INFORMATION SHOWN:
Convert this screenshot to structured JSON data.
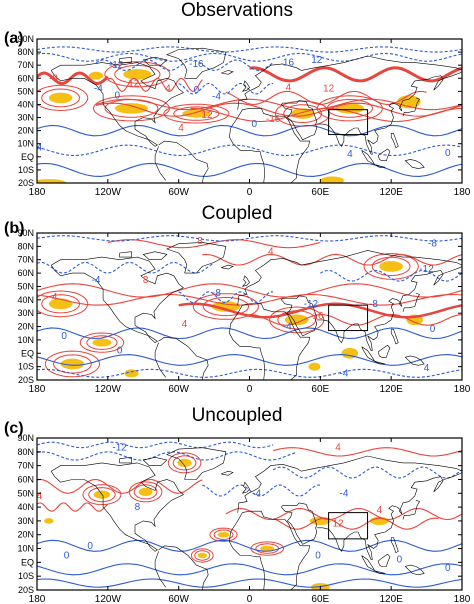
{
  "figure": {
    "panels": [
      {
        "label": "(a)",
        "title": "Observations",
        "contour_labels": [
          {
            "text": "-12",
            "color": "blue",
            "lon": -113,
            "lat": 70
          },
          {
            "text": "-16",
            "color": "blue",
            "lon": -45,
            "lat": 71
          },
          {
            "text": "16",
            "color": "blue",
            "lon": 33,
            "lat": 72
          },
          {
            "text": "12",
            "color": "blue",
            "lon": 57,
            "lat": 74
          },
          {
            "text": "-8",
            "color": "red",
            "lon": -166,
            "lat": 60
          },
          {
            "text": "-4",
            "color": "blue",
            "lon": -128,
            "lat": 52
          },
          {
            "text": "0",
            "color": "blue",
            "lon": -112,
            "lat": 47
          },
          {
            "text": "12",
            "color": "red",
            "lon": -98,
            "lat": 56
          },
          {
            "text": "4",
            "color": "red",
            "lon": -69,
            "lat": 52
          },
          {
            "text": "0",
            "color": "blue",
            "lon": -45,
            "lat": 51
          },
          {
            "text": "-4",
            "color": "blue",
            "lon": -28,
            "lat": 46
          },
          {
            "text": "4",
            "color": "red",
            "lon": 33,
            "lat": 53
          },
          {
            "text": "12",
            "color": "red",
            "lon": 67,
            "lat": 52
          },
          {
            "text": "12",
            "color": "red",
            "lon": -36,
            "lat": 32
          },
          {
            "text": "-16",
            "color": "red",
            "lon": 20,
            "lat": 29
          },
          {
            "text": "4",
            "color": "red",
            "lon": -58,
            "lat": 22
          },
          {
            "text": "0",
            "color": "blue",
            "lon": 4,
            "lat": 25
          },
          {
            "text": "4",
            "color": "blue",
            "lon": -178,
            "lat": 7
          },
          {
            "text": "4",
            "color": "blue",
            "lon": 85,
            "lat": 2
          },
          {
            "text": "0",
            "color": "blue",
            "lon": 168,
            "lat": 3
          }
        ]
      },
      {
        "label": "(b)",
        "title": "Coupled",
        "contour_labels": [
          {
            "text": "-8",
            "color": "blue",
            "lon": 155,
            "lat": 82
          },
          {
            "text": "8",
            "color": "red",
            "lon": -42,
            "lat": 84
          },
          {
            "text": "4",
            "color": "red",
            "lon": 18,
            "lat": 76
          },
          {
            "text": "-12",
            "color": "blue",
            "lon": 150,
            "lat": 63
          },
          {
            "text": "-4",
            "color": "blue",
            "lon": -130,
            "lat": 55
          },
          {
            "text": "8",
            "color": "red",
            "lon": -88,
            "lat": 55
          },
          {
            "text": "4",
            "color": "red",
            "lon": -165,
            "lat": 42
          },
          {
            "text": "-8",
            "color": "blue",
            "lon": -28,
            "lat": 45
          },
          {
            "text": "-12",
            "color": "blue",
            "lon": 52,
            "lat": 37
          },
          {
            "text": "4",
            "color": "red",
            "lon": -55,
            "lat": 22
          },
          {
            "text": "16",
            "color": "red",
            "lon": 58,
            "lat": 28
          },
          {
            "text": "-8",
            "color": "blue",
            "lon": 105,
            "lat": 37
          },
          {
            "text": "0",
            "color": "blue",
            "lon": -157,
            "lat": 13
          },
          {
            "text": "0",
            "color": "blue",
            "lon": -110,
            "lat": 2
          },
          {
            "text": "-4",
            "color": "blue",
            "lon": 32,
            "lat": 20
          },
          {
            "text": "0",
            "color": "blue",
            "lon": 155,
            "lat": 18
          },
          {
            "text": "4",
            "color": "blue",
            "lon": 150,
            "lat": -11
          },
          {
            "text": "-4",
            "color": "blue",
            "lon": 80,
            "lat": -15
          }
        ]
      },
      {
        "label": "(c)",
        "title": "Uncoupled",
        "contour_labels": [
          {
            "text": "-12",
            "color": "blue",
            "lon": -110,
            "lat": 83
          },
          {
            "text": "4",
            "color": "red",
            "lon": 75,
            "lat": 83
          },
          {
            "text": "4",
            "color": "red",
            "lon": -178,
            "lat": 48
          },
          {
            "text": "8",
            "color": "blue",
            "lon": -95,
            "lat": 40
          },
          {
            "text": "-4",
            "color": "blue",
            "lon": 6,
            "lat": 50
          },
          {
            "text": "-4",
            "color": "blue",
            "lon": 80,
            "lat": 50
          },
          {
            "text": "4",
            "color": "red",
            "lon": 110,
            "lat": 38
          },
          {
            "text": "12",
            "color": "red",
            "lon": 75,
            "lat": 28
          },
          {
            "text": "0",
            "color": "blue",
            "lon": -155,
            "lat": 5
          },
          {
            "text": "0",
            "color": "blue",
            "lon": -135,
            "lat": 12
          },
          {
            "text": "0",
            "color": "blue",
            "lon": 58,
            "lat": 5
          },
          {
            "text": "0",
            "color": "blue",
            "lon": 127,
            "lat": 2
          },
          {
            "text": "0",
            "color": "blue",
            "lon": 168,
            "lat": -4
          }
        ]
      }
    ],
    "y_ticks": [
      "90N",
      "80N",
      "70N",
      "60N",
      "50N",
      "40N",
      "30N",
      "20N",
      "10N",
      "EQ",
      "10S",
      "20S"
    ],
    "x_ticks": [
      "180",
      "120W",
      "60W",
      "0",
      "60E",
      "120E",
      "180"
    ],
    "colors": {
      "positive_contour": "#e8453c",
      "strong_positive": "#e8453c",
      "negative_contour": "#2d5bd6",
      "shading": "#f5c015",
      "coastline": "#000000",
      "box": "#000000"
    }
  }
}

EXERCISE BRIEF: State how many lines of the records above contain the word "title", and give only that number.

SOLUTION FOR THIS TASK: 3